→ To be done: Work out how many lines of the data hold the string "this", and reply with that number alone.

■ ■ ■ ■

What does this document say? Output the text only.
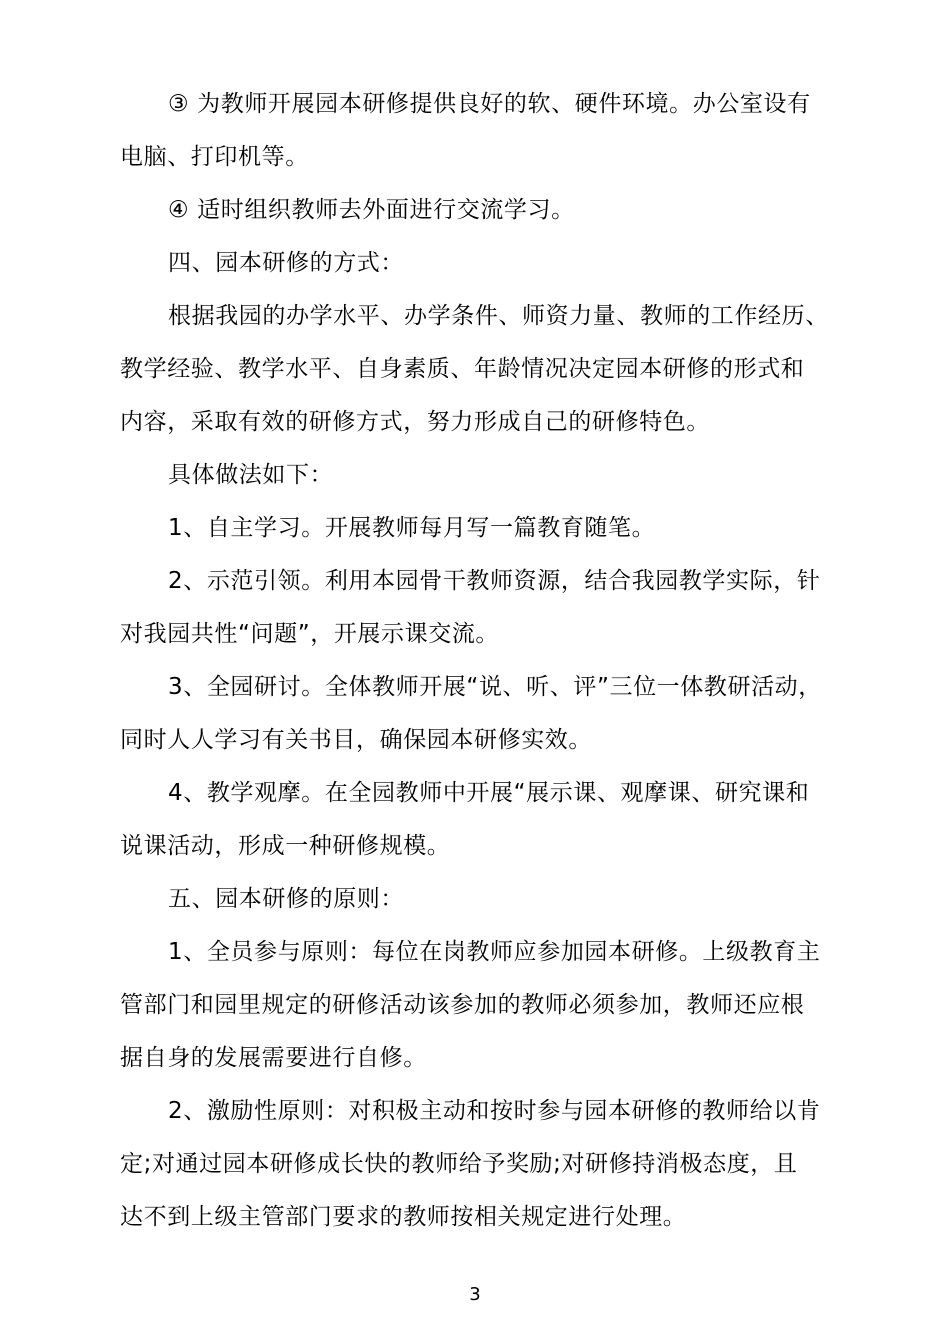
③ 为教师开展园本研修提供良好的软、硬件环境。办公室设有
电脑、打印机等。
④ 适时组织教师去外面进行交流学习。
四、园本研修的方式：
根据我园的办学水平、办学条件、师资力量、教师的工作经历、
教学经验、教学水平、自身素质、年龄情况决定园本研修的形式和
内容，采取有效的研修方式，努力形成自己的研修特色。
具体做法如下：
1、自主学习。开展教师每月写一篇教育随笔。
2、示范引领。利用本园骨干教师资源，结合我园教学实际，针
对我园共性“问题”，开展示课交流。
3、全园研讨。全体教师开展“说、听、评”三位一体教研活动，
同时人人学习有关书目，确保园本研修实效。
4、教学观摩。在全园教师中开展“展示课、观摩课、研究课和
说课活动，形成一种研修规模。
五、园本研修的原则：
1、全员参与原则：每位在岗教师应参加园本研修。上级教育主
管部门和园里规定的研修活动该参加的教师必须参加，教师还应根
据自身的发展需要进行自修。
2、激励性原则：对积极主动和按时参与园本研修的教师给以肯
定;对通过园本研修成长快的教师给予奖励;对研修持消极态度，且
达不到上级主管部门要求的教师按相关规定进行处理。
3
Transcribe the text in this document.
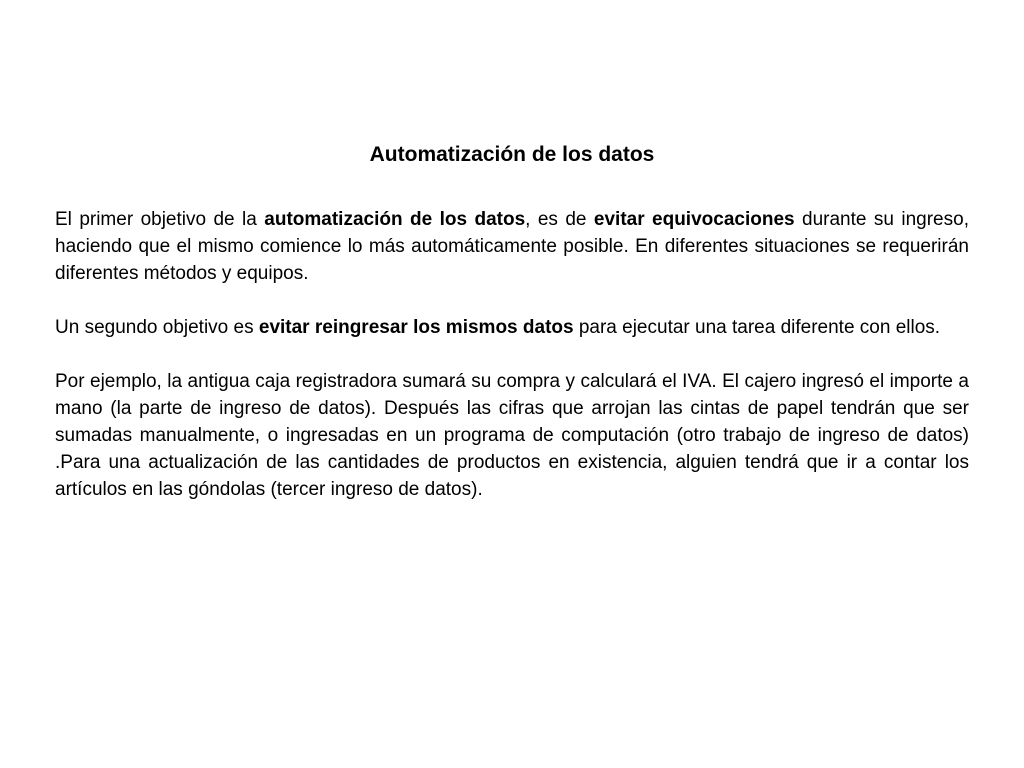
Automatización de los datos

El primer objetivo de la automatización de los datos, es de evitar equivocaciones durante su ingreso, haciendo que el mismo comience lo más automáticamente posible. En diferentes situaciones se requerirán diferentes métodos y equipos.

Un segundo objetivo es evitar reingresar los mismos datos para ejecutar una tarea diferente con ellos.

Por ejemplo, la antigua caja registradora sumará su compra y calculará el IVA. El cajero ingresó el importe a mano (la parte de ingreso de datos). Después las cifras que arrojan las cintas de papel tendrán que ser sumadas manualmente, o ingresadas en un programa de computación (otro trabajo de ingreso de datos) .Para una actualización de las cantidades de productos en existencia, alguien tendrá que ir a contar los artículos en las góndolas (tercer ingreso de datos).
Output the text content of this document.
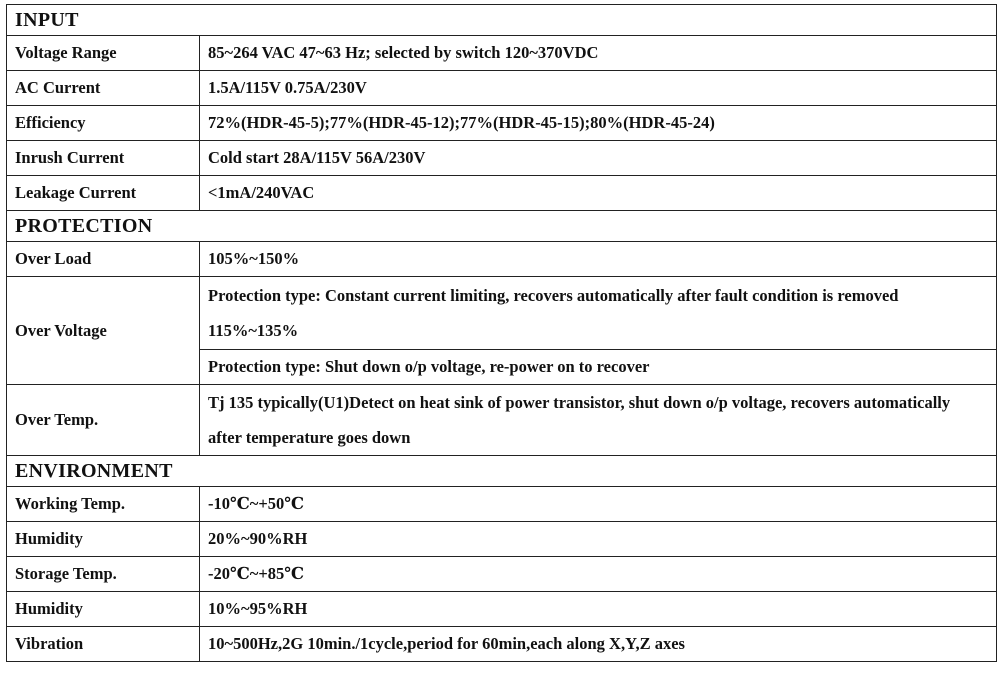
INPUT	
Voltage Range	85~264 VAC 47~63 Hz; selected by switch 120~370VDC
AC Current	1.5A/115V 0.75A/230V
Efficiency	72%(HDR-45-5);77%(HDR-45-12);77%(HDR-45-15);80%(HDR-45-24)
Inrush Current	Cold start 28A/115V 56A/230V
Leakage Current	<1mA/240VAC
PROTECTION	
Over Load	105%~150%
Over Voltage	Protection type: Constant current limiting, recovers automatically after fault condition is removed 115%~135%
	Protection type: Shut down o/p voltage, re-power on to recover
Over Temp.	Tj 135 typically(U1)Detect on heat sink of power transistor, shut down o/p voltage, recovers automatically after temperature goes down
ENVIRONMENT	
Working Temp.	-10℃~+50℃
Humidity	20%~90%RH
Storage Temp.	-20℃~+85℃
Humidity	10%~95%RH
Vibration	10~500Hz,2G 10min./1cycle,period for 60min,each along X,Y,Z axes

■ ■ ■ ■

→ The output: 3